>> Start Excerpted data

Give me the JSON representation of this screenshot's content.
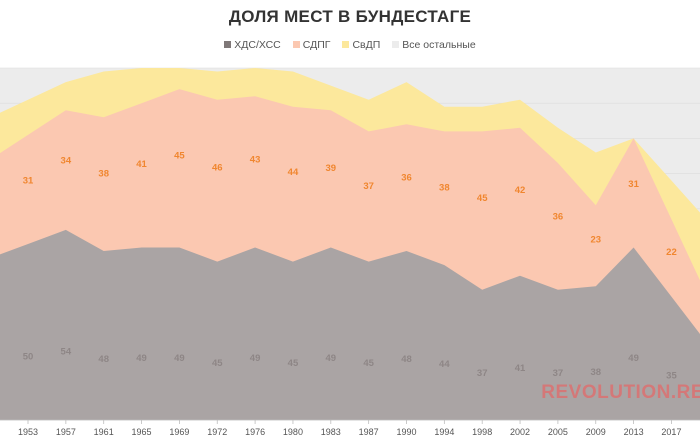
{
  "chart_data": {
    "type": "area",
    "stacked": true,
    "title": "ДОЛЯ МЕСТ В БУНДЕСТАГЕ",
    "categories": [
      "1953",
      "1957",
      "1961",
      "1965",
      "1969",
      "1972",
      "1976",
      "1980",
      "1983",
      "1987",
      "1990",
      "1994",
      "1998",
      "2002",
      "2005",
      "2009",
      "2013",
      "2017"
    ],
    "series": [
      {
        "name": "ХДС/ХСС",
        "color": "#aaa4a4",
        "label_color": "#8e8686",
        "values": [
          50,
          54,
          48,
          49,
          49,
          45,
          49,
          45,
          49,
          45,
          48,
          44,
          37,
          41,
          37,
          38,
          49,
          35
        ]
      },
      {
        "name": "СДПГ",
        "color": "#fbc8b1",
        "label_color": "#f0862f",
        "values": [
          31,
          34,
          38,
          41,
          45,
          46,
          43,
          44,
          39,
          37,
          36,
          38,
          45,
          42,
          36,
          23,
          31,
          22
        ]
      },
      {
        "name": "СвДП",
        "color": "#fce89c",
        "label_color": null,
        "values": [
          10,
          8,
          13,
          10,
          6,
          8,
          8,
          10,
          7,
          9,
          12,
          7,
          7,
          8,
          10,
          15,
          0,
          11
        ]
      },
      {
        "name": "Все остальные",
        "color": "#ececec",
        "label_color": null,
        "values": [
          9,
          4,
          1,
          0,
          0,
          1,
          0,
          1,
          5,
          9,
          4,
          11,
          11,
          9,
          17,
          24,
          20,
          32
        ]
      }
    ],
    "data_labels": [
      "ХДС/ХСС",
      "СДПГ"
    ],
    "ylim": [
      0,
      100
    ],
    "xlabel": "",
    "ylabel": "",
    "grid": true,
    "legend_position": "top"
  },
  "watermark": "REVOLUTION.RE"
}
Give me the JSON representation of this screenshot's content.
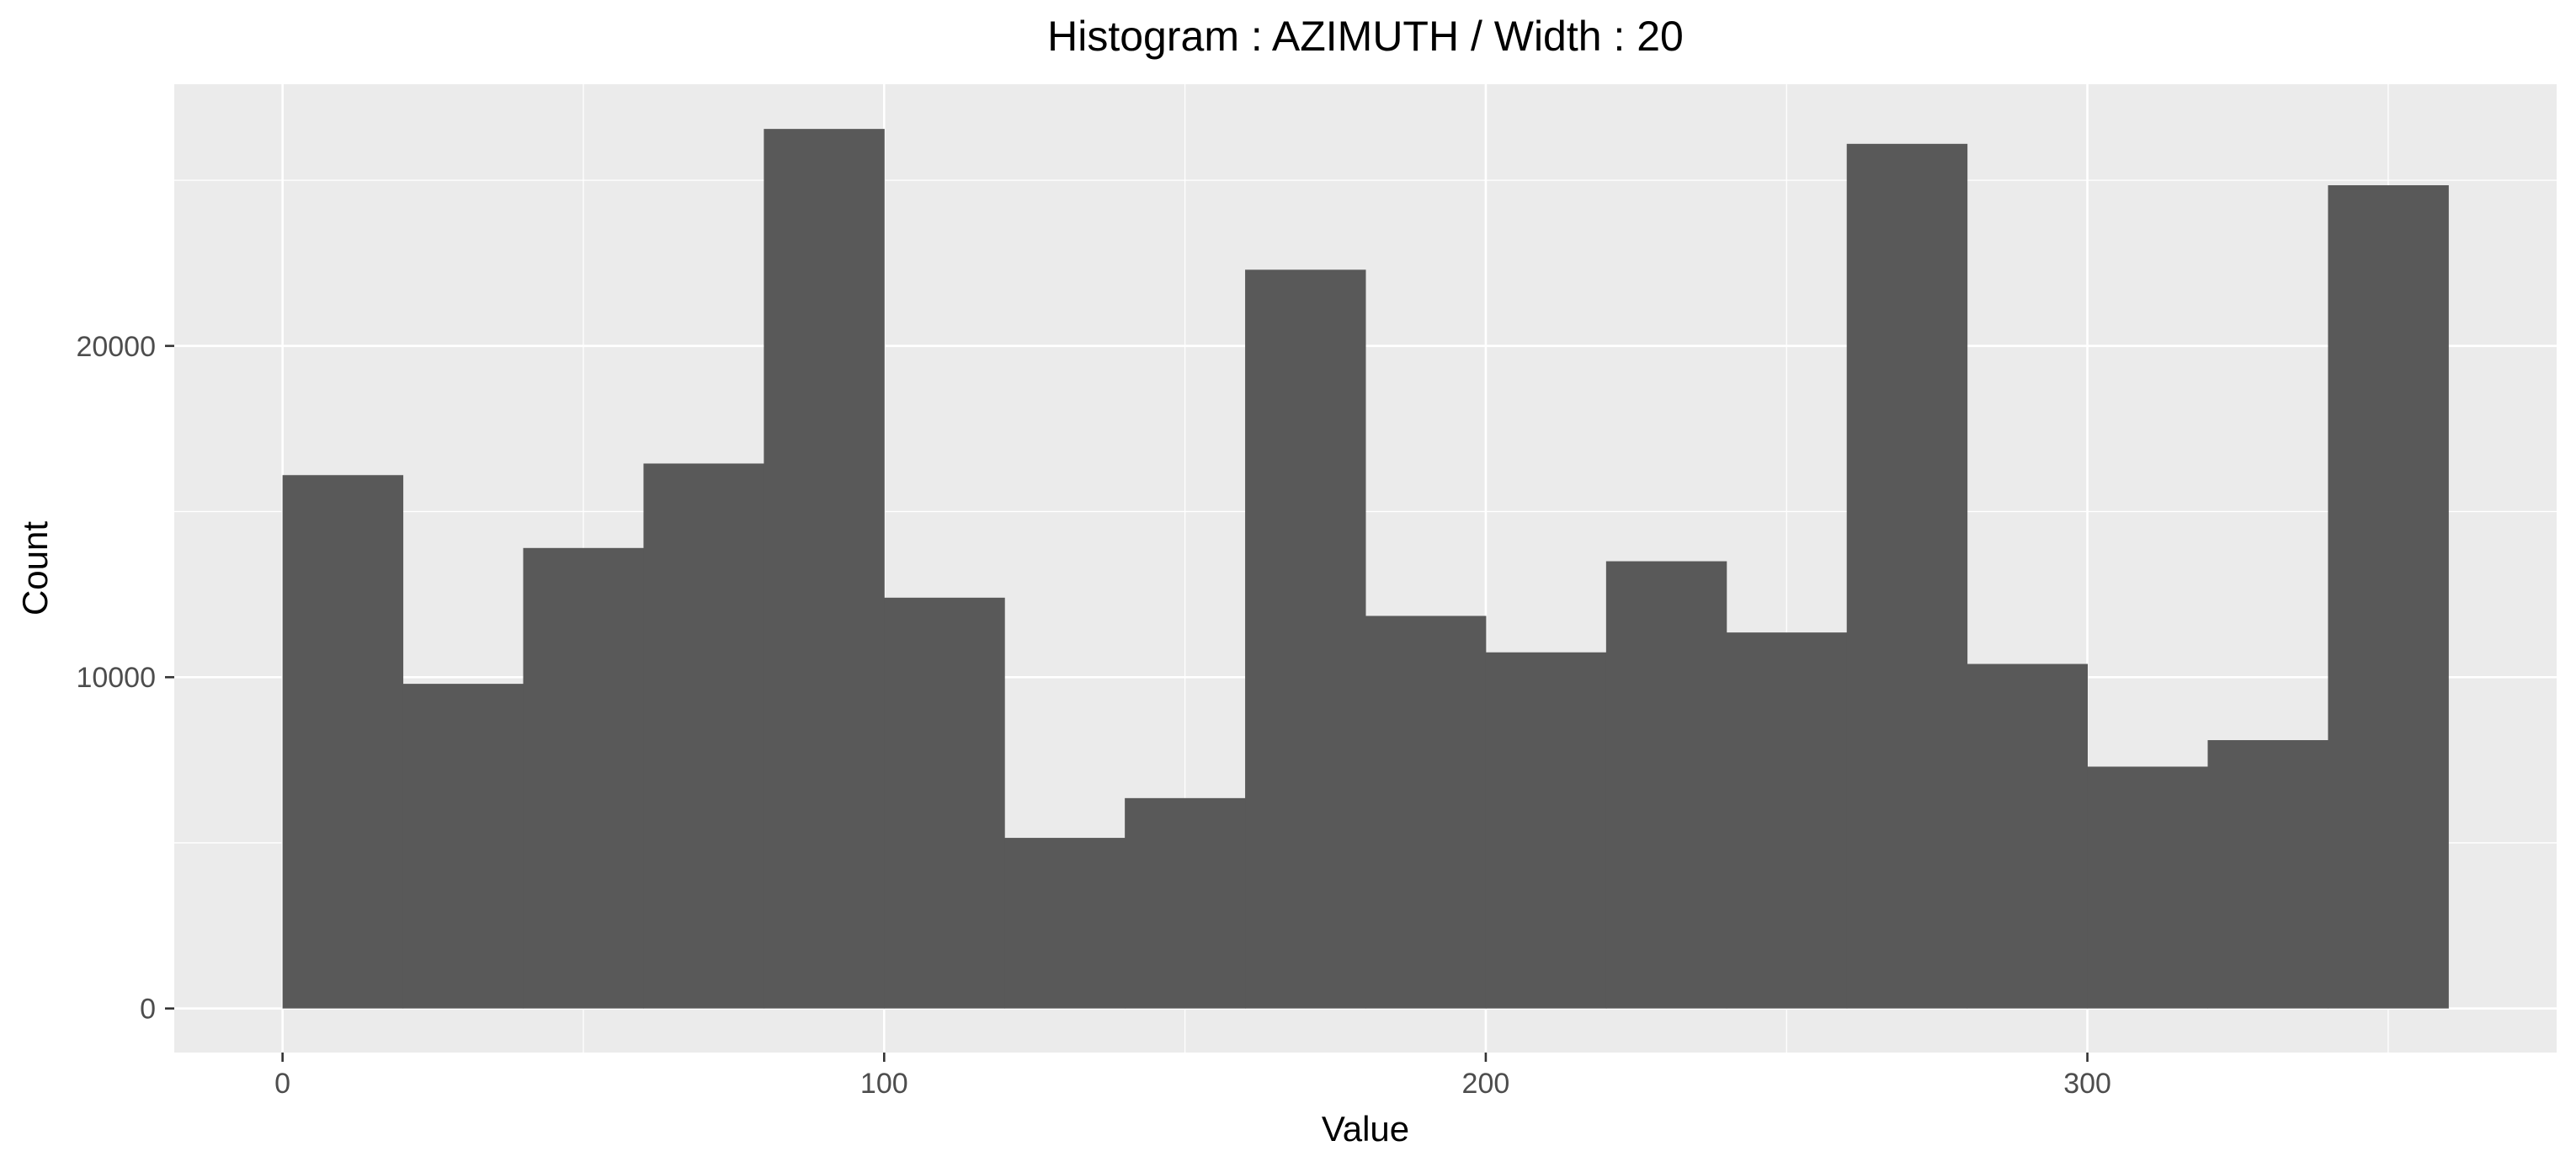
{
  "chart_data": {
    "type": "bar",
    "title": "Histogram : AZIMUTH / Width : 20",
    "xlabel": "Value",
    "ylabel": "Count",
    "bin_width": 20,
    "bins": [
      {
        "x0": 0,
        "x1": 20,
        "count": 16100
      },
      {
        "x0": 20,
        "x1": 40,
        "count": 9800
      },
      {
        "x0": 40,
        "x1": 60,
        "count": 13900
      },
      {
        "x0": 60,
        "x1": 80,
        "count": 16450
      },
      {
        "x0": 80,
        "x1": 100,
        "count": 26550
      },
      {
        "x0": 100,
        "x1": 120,
        "count": 12400
      },
      {
        "x0": 120,
        "x1": 140,
        "count": 5150
      },
      {
        "x0": 140,
        "x1": 160,
        "count": 6350
      },
      {
        "x0": 160,
        "x1": 180,
        "count": 22300
      },
      {
        "x0": 180,
        "x1": 200,
        "count": 11850
      },
      {
        "x0": 200,
        "x1": 220,
        "count": 10750
      },
      {
        "x0": 220,
        "x1": 240,
        "count": 13500
      },
      {
        "x0": 240,
        "x1": 260,
        "count": 11350
      },
      {
        "x0": 260,
        "x1": 280,
        "count": 26100
      },
      {
        "x0": 280,
        "x1": 300,
        "count": 10400
      },
      {
        "x0": 300,
        "x1": 320,
        "count": 7300
      },
      {
        "x0": 320,
        "x1": 340,
        "count": 8100
      },
      {
        "x0": 340,
        "x1": 360,
        "count": 24850
      }
    ],
    "xlim": [
      -18,
      378
    ],
    "ylim": [
      -1330,
      27900
    ],
    "x_major_ticks": [
      0,
      100,
      200,
      300
    ],
    "x_minor_ticks": [
      50,
      150,
      250,
      350
    ],
    "x_tick_labels": [
      "0",
      "100",
      "200",
      "300"
    ],
    "y_major_ticks": [
      0,
      10000,
      20000
    ],
    "y_minor_ticks": [
      5000,
      15000,
      25000
    ],
    "y_tick_labels": [
      "0",
      "10000",
      "20000"
    ],
    "grid": true,
    "legend": "none",
    "colors": {
      "bar": "#595959",
      "panel": "#EBEBEB",
      "grid": "#FFFFFF"
    }
  }
}
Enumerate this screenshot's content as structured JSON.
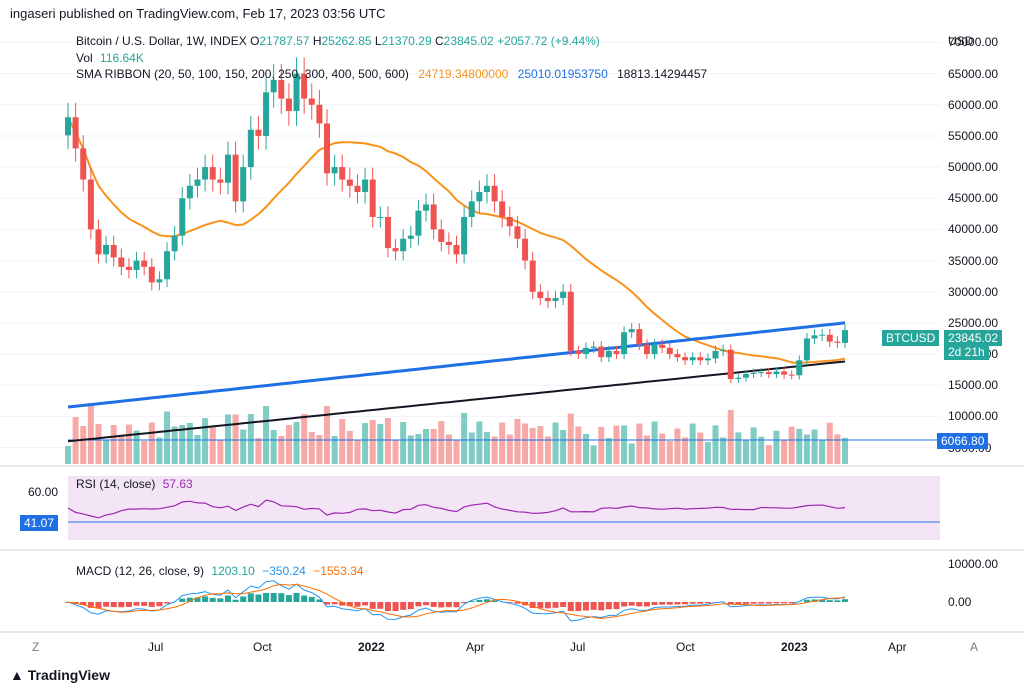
{
  "header": {
    "publisher": "ingaseri published on TradingView.com, Feb 17, 2023 03:56 UTC"
  },
  "price_pane": {
    "currency": "USD",
    "symbol_line": "Bitcoin / U.S. Dollar, 1W, INDEX",
    "ohlc": {
      "o_label": "O",
      "o": "21787.57",
      "h_label": "H",
      "h": "25262.85",
      "l_label": "L",
      "l": "21370.29",
      "c_label": "C",
      "c": "23845.02",
      "change": "+2057.72 (+9.44%)"
    },
    "vol_label": "Vol",
    "vol_value": "116.64K",
    "sma_label": "SMA RIBBON (20, 50, 100, 150, 200, 250, 300, 400, 500, 600)",
    "sma_values": [
      "24719.34800000",
      "25010.01953750",
      "18813.14294457"
    ],
    "price_ticks": [
      "70000.00",
      "65000.00",
      "60000.00",
      "55000.00",
      "50000.00",
      "45000.00",
      "40000.00",
      "35000.00",
      "30000.00",
      "25000.00",
      "20000.00",
      "15000.00",
      "10000.00",
      "5000.00"
    ],
    "btc_badge": {
      "symbol": "BTCUSD",
      "price": "23845.02",
      "countdown": "2d 21h"
    },
    "vol_badge": "6066.80"
  },
  "rsi_pane": {
    "label": "RSI (14, close)",
    "value": "57.63",
    "level_label": "60.00",
    "current_badge": "41.07"
  },
  "macd_pane": {
    "label": "MACD (12, 26, close, 9)",
    "v1": "1203.10",
    "v2": "−350.24",
    "v3": "−1553.34",
    "ticks": [
      "10000.00",
      "0.00"
    ]
  },
  "time_axis": {
    "labels": [
      "Jul",
      "Oct",
      "2022",
      "Apr",
      "Jul",
      "Oct",
      "2023",
      "Apr"
    ],
    "left_button": "Z",
    "right_button": "A"
  },
  "footer": {
    "brand": "TradingView"
  },
  "colors": {
    "up": "#26a69a",
    "down": "#ef5350",
    "sma_orange": "#f7931a",
    "sma_blue": "#1f6fe5",
    "sma_black": "#131722",
    "rsi": "#9c27b0",
    "macd": "#2196f3",
    "signal": "#ff6d00"
  },
  "chart_data": {
    "type": "candlestick",
    "title": "Bitcoin / U.S. Dollar, 1W, INDEX",
    "ylabel": "USD",
    "ylim": [
      3000,
      72000
    ],
    "series": [
      {
        "name": "Bitcoin / U.S. Dollar",
        "close_last": 23845.02
      },
      {
        "name": "SMA RIBBON",
        "values_last": [
          24719.348,
          25010.0195375,
          18813.14294457
        ]
      }
    ],
    "approx_close_path": [
      58000,
      53000,
      48000,
      40000,
      36000,
      37500,
      35500,
      34000,
      33500,
      35000,
      34000,
      31500,
      32000,
      36500,
      39000,
      45000,
      47000,
      48000,
      50000,
      48000,
      47500,
      52000,
      44500,
      50000,
      56000,
      55000,
      62000,
      64000,
      61000,
      59000,
      65000,
      61000,
      60000,
      57000,
      49000,
      50000,
      48000,
      47000,
      46000,
      48000,
      42000,
      42000,
      37000,
      36500,
      38500,
      39000,
      43000,
      44000,
      40000,
      38000,
      37500,
      36000,
      42000,
      44500,
      46000,
      47000,
      44500,
      42000,
      40500,
      38500,
      35000,
      30000,
      29000,
      28500,
      29000,
      30000,
      20500,
      20000,
      21000,
      21200,
      19500,
      20500,
      20000,
      23500,
      24000,
      21500,
      20000,
      21500,
      21000,
      20000,
      19500,
      19000,
      19500,
      19000,
      19300,
      20500,
      20700,
      16000,
      16200,
      16800,
      17000,
      17100,
      16800,
      17200,
      16700,
      16600,
      19000,
      22500,
      23000,
      23100,
      22000,
      21800,
      23845
    ]
  }
}
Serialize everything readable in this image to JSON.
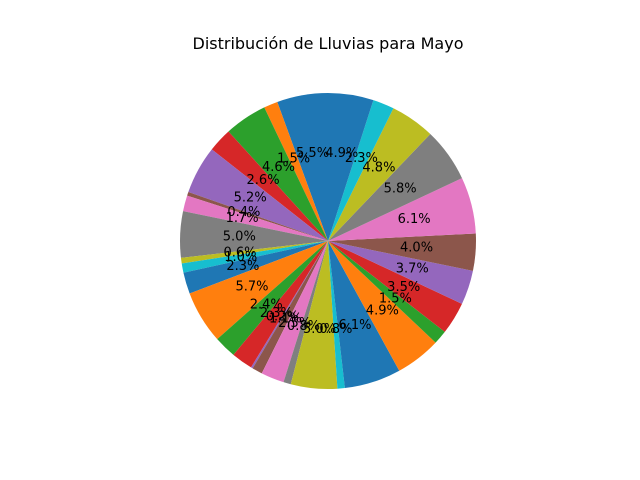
{
  "chart_data": {
    "type": "pie",
    "title": "Distribución de Lluvias para Mayo",
    "start_angle_deg": 90,
    "direction": "counterclockwise",
    "legend": "none",
    "slices": [
      {
        "value": 5.5,
        "label": "5.5%",
        "color": "#1f77b4"
      },
      {
        "value": 1.5,
        "label": "1.5%",
        "color": "#ff7f0e"
      },
      {
        "value": 4.6,
        "label": "4.6%",
        "color": "#2ca02c"
      },
      {
        "value": 2.6,
        "label": "2.6%",
        "color": "#d62728"
      },
      {
        "value": 5.2,
        "label": "5.2%",
        "color": "#9467bd"
      },
      {
        "value": 0.4,
        "label": "0.4%",
        "color": "#8c564b"
      },
      {
        "value": 1.7,
        "label": "1.7%",
        "color": "#e377c2"
      },
      {
        "value": 5.0,
        "label": "5.0%",
        "color": "#7f7f7f"
      },
      {
        "value": 0.6,
        "label": "0.6%",
        "color": "#bcbd22"
      },
      {
        "value": 1.0,
        "label": "1.0%",
        "color": "#17becf"
      },
      {
        "value": 2.3,
        "label": "2.3%",
        "color": "#1f77b4"
      },
      {
        "value": 5.7,
        "label": "5.7%",
        "color": "#ff7f0e"
      },
      {
        "value": 2.4,
        "label": "2.4%",
        "color": "#2ca02c"
      },
      {
        "value": 2.3,
        "label": "2.3%",
        "color": "#d62728"
      },
      {
        "value": 0.2,
        "label": "0.2%",
        "color": "#9467bd"
      },
      {
        "value": 1.1,
        "label": "1.1%",
        "color": "#8c564b"
      },
      {
        "value": 2.5,
        "label": "2.5%",
        "color": "#e377c2"
      },
      {
        "value": 0.8,
        "label": "0.8%",
        "color": "#7f7f7f"
      },
      {
        "value": 5.0,
        "label": "5.0%",
        "color": "#bcbd22"
      },
      {
        "value": 0.8,
        "label": "0.8%",
        "color": "#17becf"
      },
      {
        "value": 6.1,
        "label": "6.1%",
        "color": "#1f77b4"
      },
      {
        "value": 4.9,
        "label": "4.9%",
        "color": "#ff7f0e"
      },
      {
        "value": 1.5,
        "label": "1.5%",
        "color": "#2ca02c"
      },
      {
        "value": 3.5,
        "label": "3.5%",
        "color": "#d62728"
      },
      {
        "value": 3.7,
        "label": "3.7%",
        "color": "#9467bd"
      },
      {
        "value": 4.0,
        "label": "4.0%",
        "color": "#8c564b"
      },
      {
        "value": 6.1,
        "label": "6.1%",
        "color": "#e377c2"
      },
      {
        "value": 5.8,
        "label": "5.8%",
        "color": "#7f7f7f"
      },
      {
        "value": 4.8,
        "label": "4.8%",
        "color": "#bcbd22"
      },
      {
        "value": 2.3,
        "label": "2.3%",
        "color": "#17becf"
      },
      {
        "value": 4.9,
        "label": "4.9%",
        "color": "#1f77b4"
      }
    ]
  }
}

>> End Excerpted data

[Your objective]
Which lines include the word "title"? List them all.

[Exercise output]
    "title": "ДОЛЯ МЕСТ В БУНДЕСТАГЕ",
    "title": "Histogram : AZIMUTH / Width : 20",
    "title": "Bitcoin / U.S. Dollar, 1W, INDEX",
    "title": "Distribución de Lluvias para Mayo",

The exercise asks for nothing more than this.